What is expected. List each line of the data that holds the string "JSON".
· · ·
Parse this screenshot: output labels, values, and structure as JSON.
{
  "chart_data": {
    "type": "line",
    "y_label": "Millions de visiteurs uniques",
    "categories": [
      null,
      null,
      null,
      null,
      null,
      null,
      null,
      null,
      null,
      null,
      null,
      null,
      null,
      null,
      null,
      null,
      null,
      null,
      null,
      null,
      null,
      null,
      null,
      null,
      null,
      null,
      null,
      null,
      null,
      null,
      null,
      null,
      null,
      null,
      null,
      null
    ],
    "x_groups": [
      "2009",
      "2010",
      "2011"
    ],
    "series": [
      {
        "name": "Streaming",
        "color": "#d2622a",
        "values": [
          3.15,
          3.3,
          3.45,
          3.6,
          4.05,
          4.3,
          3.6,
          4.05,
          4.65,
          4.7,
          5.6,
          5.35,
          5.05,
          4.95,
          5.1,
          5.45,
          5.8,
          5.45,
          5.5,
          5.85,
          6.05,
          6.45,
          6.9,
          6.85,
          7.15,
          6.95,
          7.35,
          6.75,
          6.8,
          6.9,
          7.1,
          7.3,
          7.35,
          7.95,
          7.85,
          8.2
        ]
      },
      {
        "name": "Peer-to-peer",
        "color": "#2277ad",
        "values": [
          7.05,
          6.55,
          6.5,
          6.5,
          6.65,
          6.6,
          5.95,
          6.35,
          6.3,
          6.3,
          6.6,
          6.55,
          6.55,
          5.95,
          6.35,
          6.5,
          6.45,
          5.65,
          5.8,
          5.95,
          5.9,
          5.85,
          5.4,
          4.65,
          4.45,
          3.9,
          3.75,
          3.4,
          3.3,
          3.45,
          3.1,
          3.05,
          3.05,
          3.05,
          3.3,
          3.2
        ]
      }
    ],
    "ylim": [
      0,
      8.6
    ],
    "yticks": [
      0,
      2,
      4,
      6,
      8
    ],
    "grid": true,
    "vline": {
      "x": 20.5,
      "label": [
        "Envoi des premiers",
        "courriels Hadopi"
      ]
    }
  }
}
· · ·
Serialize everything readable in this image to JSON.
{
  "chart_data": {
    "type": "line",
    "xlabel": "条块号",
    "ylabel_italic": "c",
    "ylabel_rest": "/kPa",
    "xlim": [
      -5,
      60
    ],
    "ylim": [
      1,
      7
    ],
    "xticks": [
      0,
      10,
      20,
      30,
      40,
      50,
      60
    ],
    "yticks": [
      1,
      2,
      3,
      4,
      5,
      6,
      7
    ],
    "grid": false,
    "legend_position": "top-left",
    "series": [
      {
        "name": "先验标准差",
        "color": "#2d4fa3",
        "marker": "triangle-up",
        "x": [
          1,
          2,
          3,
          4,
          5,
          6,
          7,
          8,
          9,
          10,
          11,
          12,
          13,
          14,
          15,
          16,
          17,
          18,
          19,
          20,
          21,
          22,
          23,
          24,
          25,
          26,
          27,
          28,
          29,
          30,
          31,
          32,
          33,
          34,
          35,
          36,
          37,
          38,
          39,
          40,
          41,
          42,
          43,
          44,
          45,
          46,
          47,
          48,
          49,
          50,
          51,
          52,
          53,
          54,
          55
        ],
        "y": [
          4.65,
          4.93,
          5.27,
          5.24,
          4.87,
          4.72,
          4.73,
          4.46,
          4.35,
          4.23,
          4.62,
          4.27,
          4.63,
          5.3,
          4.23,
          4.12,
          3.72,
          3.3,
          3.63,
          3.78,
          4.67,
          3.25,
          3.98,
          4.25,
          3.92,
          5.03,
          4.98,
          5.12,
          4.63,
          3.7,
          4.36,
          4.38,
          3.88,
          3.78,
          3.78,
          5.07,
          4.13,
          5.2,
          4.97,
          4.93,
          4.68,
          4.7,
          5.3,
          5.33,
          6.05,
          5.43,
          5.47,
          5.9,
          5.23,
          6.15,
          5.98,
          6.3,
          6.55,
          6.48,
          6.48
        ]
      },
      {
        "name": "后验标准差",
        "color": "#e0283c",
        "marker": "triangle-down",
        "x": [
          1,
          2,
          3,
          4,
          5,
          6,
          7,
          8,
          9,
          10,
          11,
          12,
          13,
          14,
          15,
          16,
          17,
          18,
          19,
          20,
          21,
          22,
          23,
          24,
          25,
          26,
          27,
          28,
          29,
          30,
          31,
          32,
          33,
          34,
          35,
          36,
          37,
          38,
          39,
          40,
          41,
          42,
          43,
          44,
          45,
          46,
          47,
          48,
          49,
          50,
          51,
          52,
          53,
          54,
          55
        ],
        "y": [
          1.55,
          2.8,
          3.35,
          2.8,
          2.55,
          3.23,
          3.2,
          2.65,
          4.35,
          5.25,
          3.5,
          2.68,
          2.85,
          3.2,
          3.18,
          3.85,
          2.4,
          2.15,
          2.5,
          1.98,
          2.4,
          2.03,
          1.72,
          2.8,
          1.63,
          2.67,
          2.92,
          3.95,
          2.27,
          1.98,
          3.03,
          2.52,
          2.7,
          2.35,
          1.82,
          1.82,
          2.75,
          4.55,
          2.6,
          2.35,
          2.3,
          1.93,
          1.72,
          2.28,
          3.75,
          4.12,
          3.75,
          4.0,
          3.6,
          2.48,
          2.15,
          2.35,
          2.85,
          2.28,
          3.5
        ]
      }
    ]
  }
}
· · ·
Answer to the exercise.
Parse this screenshot: output labels, values, and structure as JSON.
Serialize everything readable in this image to JSON.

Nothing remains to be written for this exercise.